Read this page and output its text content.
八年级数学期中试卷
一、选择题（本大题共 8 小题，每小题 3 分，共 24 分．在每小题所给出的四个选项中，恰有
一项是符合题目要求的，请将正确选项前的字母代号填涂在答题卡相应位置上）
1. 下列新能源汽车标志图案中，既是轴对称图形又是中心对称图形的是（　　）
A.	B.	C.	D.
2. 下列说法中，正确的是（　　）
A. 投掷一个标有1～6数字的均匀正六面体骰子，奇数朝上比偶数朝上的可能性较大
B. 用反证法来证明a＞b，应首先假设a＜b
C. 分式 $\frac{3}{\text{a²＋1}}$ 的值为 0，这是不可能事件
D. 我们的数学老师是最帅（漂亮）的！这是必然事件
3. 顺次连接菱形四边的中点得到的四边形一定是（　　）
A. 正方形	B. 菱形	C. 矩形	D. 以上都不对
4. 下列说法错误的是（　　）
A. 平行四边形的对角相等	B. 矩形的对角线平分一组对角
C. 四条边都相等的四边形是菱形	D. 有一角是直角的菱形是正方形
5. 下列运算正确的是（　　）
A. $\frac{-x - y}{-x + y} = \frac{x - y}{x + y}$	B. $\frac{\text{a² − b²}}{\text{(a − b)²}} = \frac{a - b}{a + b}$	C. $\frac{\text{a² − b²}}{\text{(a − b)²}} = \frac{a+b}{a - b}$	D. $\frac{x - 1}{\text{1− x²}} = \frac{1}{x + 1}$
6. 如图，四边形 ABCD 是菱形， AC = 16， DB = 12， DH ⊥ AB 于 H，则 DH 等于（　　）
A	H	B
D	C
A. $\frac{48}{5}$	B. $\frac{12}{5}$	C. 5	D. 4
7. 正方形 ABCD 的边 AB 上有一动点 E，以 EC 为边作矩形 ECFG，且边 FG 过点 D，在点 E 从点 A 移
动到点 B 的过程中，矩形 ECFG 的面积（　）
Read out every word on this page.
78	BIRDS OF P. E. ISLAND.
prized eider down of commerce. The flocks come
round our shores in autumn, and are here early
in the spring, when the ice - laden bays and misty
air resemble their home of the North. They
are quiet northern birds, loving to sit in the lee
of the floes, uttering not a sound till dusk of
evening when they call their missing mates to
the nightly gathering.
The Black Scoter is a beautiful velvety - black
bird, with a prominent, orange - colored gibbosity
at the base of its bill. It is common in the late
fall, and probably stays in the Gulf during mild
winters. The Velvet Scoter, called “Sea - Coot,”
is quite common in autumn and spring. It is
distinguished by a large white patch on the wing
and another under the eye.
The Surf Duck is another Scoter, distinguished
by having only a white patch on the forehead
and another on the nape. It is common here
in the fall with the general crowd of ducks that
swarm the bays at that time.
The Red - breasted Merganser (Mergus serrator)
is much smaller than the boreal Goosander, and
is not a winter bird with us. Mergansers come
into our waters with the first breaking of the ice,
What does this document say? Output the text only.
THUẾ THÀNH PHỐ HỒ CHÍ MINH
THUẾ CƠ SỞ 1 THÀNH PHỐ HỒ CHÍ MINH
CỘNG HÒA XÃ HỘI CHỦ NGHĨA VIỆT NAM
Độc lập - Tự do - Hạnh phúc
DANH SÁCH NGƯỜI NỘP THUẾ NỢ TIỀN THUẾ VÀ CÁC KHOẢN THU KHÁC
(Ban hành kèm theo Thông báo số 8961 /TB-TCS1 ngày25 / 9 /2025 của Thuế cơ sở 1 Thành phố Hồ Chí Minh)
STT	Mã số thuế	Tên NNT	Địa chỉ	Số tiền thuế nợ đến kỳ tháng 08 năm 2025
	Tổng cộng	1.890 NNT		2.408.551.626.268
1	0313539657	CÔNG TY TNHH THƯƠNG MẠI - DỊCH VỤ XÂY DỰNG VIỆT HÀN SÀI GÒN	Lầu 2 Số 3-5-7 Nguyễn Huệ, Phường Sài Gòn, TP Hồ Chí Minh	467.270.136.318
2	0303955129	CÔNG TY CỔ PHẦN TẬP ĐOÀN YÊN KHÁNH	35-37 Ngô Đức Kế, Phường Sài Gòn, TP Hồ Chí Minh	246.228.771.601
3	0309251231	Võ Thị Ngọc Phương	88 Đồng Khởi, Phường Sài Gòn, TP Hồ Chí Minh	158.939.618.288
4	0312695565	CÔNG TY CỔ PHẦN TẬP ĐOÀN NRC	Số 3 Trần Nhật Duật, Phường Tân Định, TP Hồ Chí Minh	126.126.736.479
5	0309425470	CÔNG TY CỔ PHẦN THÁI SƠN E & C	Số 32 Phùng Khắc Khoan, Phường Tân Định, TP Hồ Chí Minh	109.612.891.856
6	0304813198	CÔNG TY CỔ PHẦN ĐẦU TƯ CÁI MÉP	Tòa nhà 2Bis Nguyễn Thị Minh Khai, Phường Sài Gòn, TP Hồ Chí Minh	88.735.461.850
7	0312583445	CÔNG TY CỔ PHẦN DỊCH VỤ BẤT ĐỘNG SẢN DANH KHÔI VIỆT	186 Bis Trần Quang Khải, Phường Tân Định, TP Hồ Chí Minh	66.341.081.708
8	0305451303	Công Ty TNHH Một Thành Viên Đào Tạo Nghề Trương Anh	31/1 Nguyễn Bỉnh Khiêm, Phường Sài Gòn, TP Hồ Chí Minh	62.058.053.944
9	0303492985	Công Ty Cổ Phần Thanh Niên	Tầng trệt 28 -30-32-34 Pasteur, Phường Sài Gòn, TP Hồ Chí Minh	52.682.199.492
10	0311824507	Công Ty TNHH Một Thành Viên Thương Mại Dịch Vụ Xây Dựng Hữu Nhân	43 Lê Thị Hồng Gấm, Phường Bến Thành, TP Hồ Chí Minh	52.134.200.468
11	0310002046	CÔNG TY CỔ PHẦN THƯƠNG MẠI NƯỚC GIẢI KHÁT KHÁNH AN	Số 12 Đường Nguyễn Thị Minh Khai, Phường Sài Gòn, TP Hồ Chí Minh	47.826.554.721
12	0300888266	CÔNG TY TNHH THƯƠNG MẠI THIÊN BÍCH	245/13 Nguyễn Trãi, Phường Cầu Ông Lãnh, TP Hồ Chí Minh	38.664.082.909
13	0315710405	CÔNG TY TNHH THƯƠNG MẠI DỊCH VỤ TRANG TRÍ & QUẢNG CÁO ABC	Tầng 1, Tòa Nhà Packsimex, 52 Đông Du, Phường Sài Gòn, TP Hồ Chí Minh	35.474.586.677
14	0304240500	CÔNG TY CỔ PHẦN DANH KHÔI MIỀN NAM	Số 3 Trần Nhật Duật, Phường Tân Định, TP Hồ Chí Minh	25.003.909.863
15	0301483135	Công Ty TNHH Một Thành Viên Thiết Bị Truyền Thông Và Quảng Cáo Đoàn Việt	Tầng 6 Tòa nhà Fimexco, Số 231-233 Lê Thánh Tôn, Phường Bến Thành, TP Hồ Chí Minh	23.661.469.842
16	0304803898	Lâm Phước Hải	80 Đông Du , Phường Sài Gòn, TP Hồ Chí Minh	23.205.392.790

WHAT NEEDS TO BE DONE:
Every entry must be retyped in full, exactly as given.

EXERCISE ANSWER:
Read this page and output its text content.
八年级数学期中试卷
一、选择题（本大题共 8 小题，每小题 3 分，共 24 分．在每小题所给出的四个选项中，恰有
一项是符合题目要求的，请将正确选项前的字母代号填涂在答题卡相应位置上）
1. 下列新能源汽车标志图案中，既是轴对称图形又是中心对称图形的是（　　）
A.	B.	C.	D.
2. 下列说法中，正确的是（　　）
A. 投掷一个标有1～6数字的均匀正六面体骰子，奇数朝上比偶数朝上的可能性较大
B. 用反证法来证明a＞b，应首先假设a＜b
C. 分式 $\frac{3}{\text{a²＋1}}$ 的值为 0，这是不可能事件
D. 我们的数学老师是最帅（漂亮）的！这是必然事件
3. 顺次连接菱形四边的中点得到的四边形一定是（　　）
A. 正方形	B. 菱形	C. 矩形	D. 以上都不对
4. 下列说法错误的是（　　）
A. 平行四边形的对角相等	B. 矩形的对角线平分一组对角
C. 四条边都相等的四边形是菱形	D. 有一角是直角的菱形是正方形
5. 下列运算正确的是（　　）
A. $\frac{-x - y}{-x + y} = \frac{x - y}{x + y}$	B. $\frac{\text{a² − b²}}{\text{(a − b)²}} = \frac{a - b}{a + b}$	C. $\frac{\text{a² − b²}}{\text{(a − b)²}} = \frac{a+b}{a - b}$	D. $\frac{x - 1}{\text{1− x²}} = \frac{1}{x + 1}$
6. 如图，四边形 ABCD 是菱形， AC = 16， DB = 12， DH ⊥ AB 于 H，则 DH 等于（　　）
A	H	B
D	C
A. $\frac{48}{5}$	B. $\frac{12}{5}$	C. 5	D. 4
7. 正方形 ABCD 的边 AB 上有一动点 E，以 EC 为边作矩形 ECFG，且边 FG 过点 D，在点 E 从点 A 移
动到点 B 的过程中，矩形 ECFG 的面积（　）
Read out every word on this page.
78	BIRDS OF P. E. ISLAND.
prized eider down of commerce. The flocks come
round our shores in autumn, and are here early
in the spring, when the ice - laden bays and misty
air resemble their home of the North. They
are quiet northern birds, loving to sit in the lee
of the floes, uttering not a sound till dusk of
evening when they call their missing mates to
the nightly gathering.
The Black Scoter is a beautiful velvety - black
bird, with a prominent, orange - colored gibbosity
at the base of its bill. It is common in the late
fall, and probably stays in the Gulf during mild
winters. The Velvet Scoter, called “Sea - Coot,”
is quite common in autumn and spring. It is
distinguished by a large white patch on the wing
and another under the eye.
The Surf Duck is another Scoter, distinguished
by having only a white patch on the forehead
and another on the nape. It is common here
in the fall with the general crowd of ducks that
swarm the bays at that time.
The Red - breasted Merganser (Mergus serrator)
is much smaller than the boreal Goosander, and
is not a winter bird with us. Mergansers come
into our waters with the first breaking of the ice,
What does this document say? Output the text only.
THUẾ THÀNH PHỐ HỒ CHÍ MINH
THUẾ CƠ SỞ 1 THÀNH PHỐ HỒ CHÍ MINH
CỘNG HÒA XÃ HỘI CHỦ NGHĨA VIỆT NAM
Độc lập - Tự do - Hạnh phúc
DANH SÁCH NGƯỜI NỘP THUẾ NỢ TIỀN THUẾ VÀ CÁC KHOẢN THU KHÁC
(Ban hành kèm theo Thông báo số 8961 /TB-TCS1 ngày25 / 9 /2025 của Thuế cơ sở 1 Thành phố Hồ Chí Minh)
STT	Mã số thuế	Tên NNT	Địa chỉ	Số tiền thuế nợ đến kỳ tháng 08 năm 2025
	Tổng cộng	1.890 NNT		2.408.551.626.268
1	0313539657	CÔNG TY TNHH THƯƠNG MẠI - DỊCH VỤ XÂY DỰNG VIỆT HÀN SÀI GÒN	Lầu 2 Số 3-5-7 Nguyễn Huệ, Phường Sài Gòn, TP Hồ Chí Minh	467.270.136.318
2	0303955129	CÔNG TY CỔ PHẦN TẬP ĐOÀN YÊN KHÁNH	35-37 Ngô Đức Kế, Phường Sài Gòn, TP Hồ Chí Minh	246.228.771.601
3	0309251231	Võ Thị Ngọc Phương	88 Đồng Khởi, Phường Sài Gòn, TP Hồ Chí Minh	158.939.618.288
4	0312695565	CÔNG TY CỔ PHẦN TẬP ĐOÀN NRC	Số 3 Trần Nhật Duật, Phường Tân Định, TP Hồ Chí Minh	126.126.736.479
5	0309425470	CÔNG TY CỔ PHẦN THÁI SƠN E & C	Số 32 Phùng Khắc Khoan, Phường Tân Định, TP Hồ Chí Minh	109.612.891.856
6	0304813198	CÔNG TY CỔ PHẦN ĐẦU TƯ CÁI MÉP	Tòa nhà 2Bis Nguyễn Thị Minh Khai, Phường Sài Gòn, TP Hồ Chí Minh	88.735.461.850
7	0312583445	CÔNG TY CỔ PHẦN DỊCH VỤ BẤT ĐỘNG SẢN DANH KHÔI VIỆT	186 Bis Trần Quang Khải, Phường Tân Định, TP Hồ Chí Minh	66.341.081.708
8	0305451303	Công Ty TNHH Một Thành Viên Đào Tạo Nghề Trương Anh	31/1 Nguyễn Bỉnh Khiêm, Phường Sài Gòn, TP Hồ Chí Minh	62.058.053.944
9	0303492985	Công Ty Cổ Phần Thanh Niên	Tầng trệt 28 -30-32-34 Pasteur, Phường Sài Gòn, TP Hồ Chí Minh	52.682.199.492
10	0311824507	Công Ty TNHH Một Thành Viên Thương Mại Dịch Vụ Xây Dựng Hữu Nhân	43 Lê Thị Hồng Gấm, Phường Bến Thành, TP Hồ Chí Minh	52.134.200.468
11	0310002046	CÔNG TY CỔ PHẦN THƯƠNG MẠI NƯỚC GIẢI KHÁT KHÁNH AN	Số 12 Đường Nguyễn Thị Minh Khai, Phường Sài Gòn, TP Hồ Chí Minh	47.826.554.721
12	0300888266	CÔNG TY TNHH THƯƠNG MẠI THIÊN BÍCH	245/13 Nguyễn Trãi, Phường Cầu Ông Lãnh, TP Hồ Chí Minh	38.664.082.909
13	0315710405	CÔNG TY TNHH THƯƠNG MẠI DỊCH VỤ TRANG TRÍ & QUẢNG CÁO ABC	Tầng 1, Tòa Nhà Packsimex, 52 Đông Du, Phường Sài Gòn, TP Hồ Chí Minh	35.474.586.677
14	0304240500	CÔNG TY CỔ PHẦN DANH KHÔI MIỀN NAM	Số 3 Trần Nhật Duật, Phường Tân Định, TP Hồ Chí Minh	25.003.909.863
15	0301483135	Công Ty TNHH Một Thành Viên Thiết Bị Truyền Thông Và Quảng Cáo Đoàn Việt	Tầng 6 Tòa nhà Fimexco, Số 231-233 Lê Thánh Tôn, Phường Bến Thành, TP Hồ Chí Minh	23.661.469.842
16	0304803898	Lâm Phước Hải	80 Đông Du , Phường Sài Gòn, TP Hồ Chí Minh	23.205.392.790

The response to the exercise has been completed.